EXERCISE GOAL: Using the entries that follow, collect the lines where the word "true" appears.

PROVIDED INFORMATION:
○ ○ ○
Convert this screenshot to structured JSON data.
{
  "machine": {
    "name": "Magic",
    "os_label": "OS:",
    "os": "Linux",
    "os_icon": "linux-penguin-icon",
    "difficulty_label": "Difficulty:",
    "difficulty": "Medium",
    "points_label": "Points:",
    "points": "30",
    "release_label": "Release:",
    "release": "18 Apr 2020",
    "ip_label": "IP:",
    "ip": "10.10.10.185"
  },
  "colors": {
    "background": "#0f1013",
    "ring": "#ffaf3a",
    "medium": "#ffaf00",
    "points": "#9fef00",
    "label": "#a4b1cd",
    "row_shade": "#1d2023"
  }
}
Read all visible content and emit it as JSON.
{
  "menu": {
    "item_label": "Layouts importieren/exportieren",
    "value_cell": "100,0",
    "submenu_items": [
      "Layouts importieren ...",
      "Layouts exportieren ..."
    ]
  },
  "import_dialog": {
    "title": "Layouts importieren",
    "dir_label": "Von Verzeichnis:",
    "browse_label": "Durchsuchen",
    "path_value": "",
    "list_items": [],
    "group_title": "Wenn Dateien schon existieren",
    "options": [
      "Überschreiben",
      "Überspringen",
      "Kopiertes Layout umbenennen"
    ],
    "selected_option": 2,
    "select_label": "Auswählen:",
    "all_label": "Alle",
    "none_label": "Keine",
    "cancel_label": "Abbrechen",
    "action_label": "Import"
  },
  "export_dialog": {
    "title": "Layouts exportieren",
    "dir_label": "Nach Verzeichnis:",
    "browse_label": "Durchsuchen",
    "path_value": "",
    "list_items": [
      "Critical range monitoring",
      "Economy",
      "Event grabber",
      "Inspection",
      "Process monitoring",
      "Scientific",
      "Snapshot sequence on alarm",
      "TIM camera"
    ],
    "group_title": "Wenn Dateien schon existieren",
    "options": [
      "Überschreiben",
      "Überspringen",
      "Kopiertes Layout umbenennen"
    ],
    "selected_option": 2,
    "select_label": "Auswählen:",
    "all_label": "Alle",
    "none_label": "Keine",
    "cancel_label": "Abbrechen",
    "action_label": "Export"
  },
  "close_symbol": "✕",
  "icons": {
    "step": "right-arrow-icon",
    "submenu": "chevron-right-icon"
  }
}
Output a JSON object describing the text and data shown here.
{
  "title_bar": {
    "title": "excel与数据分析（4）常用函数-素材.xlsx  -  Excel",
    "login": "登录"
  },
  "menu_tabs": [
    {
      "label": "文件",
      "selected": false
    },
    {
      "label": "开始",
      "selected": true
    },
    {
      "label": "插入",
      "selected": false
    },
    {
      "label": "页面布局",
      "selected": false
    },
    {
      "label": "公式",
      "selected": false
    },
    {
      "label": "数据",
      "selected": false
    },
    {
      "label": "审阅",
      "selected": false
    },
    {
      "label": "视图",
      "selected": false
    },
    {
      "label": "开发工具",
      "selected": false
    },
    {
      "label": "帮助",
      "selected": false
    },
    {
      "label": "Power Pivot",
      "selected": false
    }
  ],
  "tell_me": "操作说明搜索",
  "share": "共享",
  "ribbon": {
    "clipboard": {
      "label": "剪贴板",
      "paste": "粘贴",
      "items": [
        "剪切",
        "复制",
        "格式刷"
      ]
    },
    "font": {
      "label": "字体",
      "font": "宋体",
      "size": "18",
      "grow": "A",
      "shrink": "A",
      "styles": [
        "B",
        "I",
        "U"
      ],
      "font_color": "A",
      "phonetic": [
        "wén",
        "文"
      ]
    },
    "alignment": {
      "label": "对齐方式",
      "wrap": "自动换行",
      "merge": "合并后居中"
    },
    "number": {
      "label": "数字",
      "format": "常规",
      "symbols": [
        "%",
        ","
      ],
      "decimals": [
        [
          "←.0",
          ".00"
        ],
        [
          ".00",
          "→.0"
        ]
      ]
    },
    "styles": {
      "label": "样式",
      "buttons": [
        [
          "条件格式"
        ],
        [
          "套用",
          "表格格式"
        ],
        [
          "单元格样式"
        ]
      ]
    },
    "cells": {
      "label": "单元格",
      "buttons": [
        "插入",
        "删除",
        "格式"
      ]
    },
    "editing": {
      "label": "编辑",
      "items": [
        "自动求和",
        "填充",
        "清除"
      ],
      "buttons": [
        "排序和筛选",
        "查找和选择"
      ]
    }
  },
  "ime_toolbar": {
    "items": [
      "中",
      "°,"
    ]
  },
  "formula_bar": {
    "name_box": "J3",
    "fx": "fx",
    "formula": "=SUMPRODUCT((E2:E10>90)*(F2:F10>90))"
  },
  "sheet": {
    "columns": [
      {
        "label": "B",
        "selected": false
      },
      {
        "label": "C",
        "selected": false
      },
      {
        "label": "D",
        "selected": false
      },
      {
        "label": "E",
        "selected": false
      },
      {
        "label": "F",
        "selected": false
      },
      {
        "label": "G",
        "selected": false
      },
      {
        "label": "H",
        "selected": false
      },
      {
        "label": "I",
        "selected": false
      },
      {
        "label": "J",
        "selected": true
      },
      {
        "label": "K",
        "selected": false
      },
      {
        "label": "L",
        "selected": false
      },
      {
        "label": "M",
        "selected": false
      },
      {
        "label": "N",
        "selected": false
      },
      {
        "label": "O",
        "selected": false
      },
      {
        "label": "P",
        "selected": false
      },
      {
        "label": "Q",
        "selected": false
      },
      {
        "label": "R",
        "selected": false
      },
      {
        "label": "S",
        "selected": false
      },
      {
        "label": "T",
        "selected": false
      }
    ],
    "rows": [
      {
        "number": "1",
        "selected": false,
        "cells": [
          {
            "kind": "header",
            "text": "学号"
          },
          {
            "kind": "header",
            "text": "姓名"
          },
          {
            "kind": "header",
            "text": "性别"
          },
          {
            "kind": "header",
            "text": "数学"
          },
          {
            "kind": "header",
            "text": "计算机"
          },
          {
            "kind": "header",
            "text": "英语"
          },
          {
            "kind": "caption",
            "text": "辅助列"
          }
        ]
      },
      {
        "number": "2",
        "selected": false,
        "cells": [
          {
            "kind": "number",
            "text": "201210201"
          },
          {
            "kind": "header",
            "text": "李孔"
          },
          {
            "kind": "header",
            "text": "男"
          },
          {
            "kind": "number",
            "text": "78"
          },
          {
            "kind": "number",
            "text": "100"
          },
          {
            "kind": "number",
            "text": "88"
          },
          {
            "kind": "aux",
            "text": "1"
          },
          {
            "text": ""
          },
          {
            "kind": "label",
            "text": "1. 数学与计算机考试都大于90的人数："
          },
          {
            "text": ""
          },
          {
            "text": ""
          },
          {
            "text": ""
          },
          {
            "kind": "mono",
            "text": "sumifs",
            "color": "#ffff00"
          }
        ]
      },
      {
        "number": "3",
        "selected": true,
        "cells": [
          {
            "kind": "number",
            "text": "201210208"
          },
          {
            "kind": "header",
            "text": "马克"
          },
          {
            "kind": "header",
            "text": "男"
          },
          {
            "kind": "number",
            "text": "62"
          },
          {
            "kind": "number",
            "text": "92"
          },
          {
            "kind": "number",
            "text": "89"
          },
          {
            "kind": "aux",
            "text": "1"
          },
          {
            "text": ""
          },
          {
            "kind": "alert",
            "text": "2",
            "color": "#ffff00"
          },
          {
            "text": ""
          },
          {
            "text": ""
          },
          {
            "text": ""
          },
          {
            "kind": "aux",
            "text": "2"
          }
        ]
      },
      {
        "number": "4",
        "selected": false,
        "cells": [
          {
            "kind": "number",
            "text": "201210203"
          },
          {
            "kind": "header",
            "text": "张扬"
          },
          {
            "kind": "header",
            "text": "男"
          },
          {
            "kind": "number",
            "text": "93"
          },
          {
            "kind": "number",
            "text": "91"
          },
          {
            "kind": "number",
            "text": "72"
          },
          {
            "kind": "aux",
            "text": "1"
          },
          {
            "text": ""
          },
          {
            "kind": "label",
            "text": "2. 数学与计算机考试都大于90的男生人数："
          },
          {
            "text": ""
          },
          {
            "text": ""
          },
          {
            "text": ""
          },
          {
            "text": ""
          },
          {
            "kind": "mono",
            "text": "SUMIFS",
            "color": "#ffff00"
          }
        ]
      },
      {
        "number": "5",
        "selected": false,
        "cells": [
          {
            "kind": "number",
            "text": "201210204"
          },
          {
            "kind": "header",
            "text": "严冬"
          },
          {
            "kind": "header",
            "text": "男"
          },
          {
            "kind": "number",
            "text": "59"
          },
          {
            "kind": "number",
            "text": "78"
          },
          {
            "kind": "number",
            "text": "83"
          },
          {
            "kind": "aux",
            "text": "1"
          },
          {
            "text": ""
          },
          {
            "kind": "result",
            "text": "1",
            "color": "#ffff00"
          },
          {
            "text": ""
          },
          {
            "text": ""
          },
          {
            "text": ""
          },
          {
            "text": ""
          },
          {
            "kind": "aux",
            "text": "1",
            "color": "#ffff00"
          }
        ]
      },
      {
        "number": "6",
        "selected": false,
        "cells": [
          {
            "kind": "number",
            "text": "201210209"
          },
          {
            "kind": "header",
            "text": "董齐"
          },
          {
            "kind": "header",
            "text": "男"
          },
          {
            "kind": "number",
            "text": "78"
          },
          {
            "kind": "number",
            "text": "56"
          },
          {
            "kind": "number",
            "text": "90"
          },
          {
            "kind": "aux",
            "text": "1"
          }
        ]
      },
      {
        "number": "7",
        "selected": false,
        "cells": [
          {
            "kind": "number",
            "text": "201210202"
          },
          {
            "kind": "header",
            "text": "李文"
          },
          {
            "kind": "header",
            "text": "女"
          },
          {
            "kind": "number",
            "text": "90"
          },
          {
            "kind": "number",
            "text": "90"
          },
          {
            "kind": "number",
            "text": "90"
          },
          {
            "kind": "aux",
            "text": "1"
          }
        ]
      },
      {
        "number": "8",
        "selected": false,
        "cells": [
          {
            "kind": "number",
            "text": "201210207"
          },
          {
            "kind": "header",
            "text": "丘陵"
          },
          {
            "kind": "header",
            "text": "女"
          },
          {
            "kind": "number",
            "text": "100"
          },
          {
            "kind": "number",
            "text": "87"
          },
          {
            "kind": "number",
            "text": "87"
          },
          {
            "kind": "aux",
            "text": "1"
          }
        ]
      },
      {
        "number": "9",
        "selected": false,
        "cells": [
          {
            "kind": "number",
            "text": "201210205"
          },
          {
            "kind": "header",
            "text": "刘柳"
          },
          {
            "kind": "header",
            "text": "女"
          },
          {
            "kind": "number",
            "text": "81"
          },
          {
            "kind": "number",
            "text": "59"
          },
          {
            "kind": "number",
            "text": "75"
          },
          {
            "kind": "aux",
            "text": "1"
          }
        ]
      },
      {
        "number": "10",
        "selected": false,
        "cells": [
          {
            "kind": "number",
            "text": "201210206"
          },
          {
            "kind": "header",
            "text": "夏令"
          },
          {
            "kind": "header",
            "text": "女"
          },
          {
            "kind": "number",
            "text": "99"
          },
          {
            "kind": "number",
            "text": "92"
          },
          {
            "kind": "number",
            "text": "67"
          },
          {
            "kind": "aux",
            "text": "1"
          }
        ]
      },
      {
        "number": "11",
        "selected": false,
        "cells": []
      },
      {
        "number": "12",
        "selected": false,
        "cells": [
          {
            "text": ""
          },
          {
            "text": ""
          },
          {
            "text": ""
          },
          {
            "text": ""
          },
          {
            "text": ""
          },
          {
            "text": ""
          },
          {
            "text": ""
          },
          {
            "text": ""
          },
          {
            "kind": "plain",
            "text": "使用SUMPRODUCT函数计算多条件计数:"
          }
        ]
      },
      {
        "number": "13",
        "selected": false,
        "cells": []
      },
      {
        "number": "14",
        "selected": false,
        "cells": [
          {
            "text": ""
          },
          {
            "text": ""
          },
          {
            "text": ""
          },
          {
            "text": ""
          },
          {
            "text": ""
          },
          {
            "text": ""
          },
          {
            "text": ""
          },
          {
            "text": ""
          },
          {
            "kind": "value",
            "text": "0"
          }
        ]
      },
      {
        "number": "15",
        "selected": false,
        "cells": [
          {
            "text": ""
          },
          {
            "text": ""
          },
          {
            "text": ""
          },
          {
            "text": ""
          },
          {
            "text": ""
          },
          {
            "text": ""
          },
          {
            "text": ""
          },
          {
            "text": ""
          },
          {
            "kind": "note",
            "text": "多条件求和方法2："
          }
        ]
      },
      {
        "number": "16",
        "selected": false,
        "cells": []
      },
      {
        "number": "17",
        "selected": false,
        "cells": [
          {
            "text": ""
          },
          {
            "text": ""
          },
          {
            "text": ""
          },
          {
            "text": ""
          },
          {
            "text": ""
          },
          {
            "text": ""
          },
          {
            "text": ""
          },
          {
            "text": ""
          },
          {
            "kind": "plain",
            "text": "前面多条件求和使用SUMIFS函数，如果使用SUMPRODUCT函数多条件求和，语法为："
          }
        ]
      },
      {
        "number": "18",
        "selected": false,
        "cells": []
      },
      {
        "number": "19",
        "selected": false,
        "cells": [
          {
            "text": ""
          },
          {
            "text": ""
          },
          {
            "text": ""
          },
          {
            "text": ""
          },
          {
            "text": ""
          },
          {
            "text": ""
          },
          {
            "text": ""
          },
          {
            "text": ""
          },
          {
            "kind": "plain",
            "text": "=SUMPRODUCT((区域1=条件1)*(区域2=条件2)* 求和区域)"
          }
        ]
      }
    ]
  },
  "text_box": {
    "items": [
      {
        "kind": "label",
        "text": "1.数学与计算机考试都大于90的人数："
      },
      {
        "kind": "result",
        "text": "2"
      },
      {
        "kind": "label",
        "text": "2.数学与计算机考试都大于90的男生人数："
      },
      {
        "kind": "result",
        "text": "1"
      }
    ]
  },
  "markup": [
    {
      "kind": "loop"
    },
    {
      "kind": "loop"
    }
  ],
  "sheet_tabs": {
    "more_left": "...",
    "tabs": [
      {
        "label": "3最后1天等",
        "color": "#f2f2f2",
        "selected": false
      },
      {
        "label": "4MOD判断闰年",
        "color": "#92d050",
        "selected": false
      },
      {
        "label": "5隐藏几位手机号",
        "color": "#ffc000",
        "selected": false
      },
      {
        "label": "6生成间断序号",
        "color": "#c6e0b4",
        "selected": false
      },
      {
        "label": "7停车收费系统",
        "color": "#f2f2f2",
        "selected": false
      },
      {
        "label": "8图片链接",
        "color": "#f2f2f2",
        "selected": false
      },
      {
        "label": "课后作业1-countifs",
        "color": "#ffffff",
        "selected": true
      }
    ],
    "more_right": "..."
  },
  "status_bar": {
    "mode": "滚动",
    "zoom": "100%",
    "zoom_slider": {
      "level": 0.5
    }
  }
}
○ ○ ○
RESPONSE:
      "selected": true
        "selected": true
        "selected": true,
        "selected": true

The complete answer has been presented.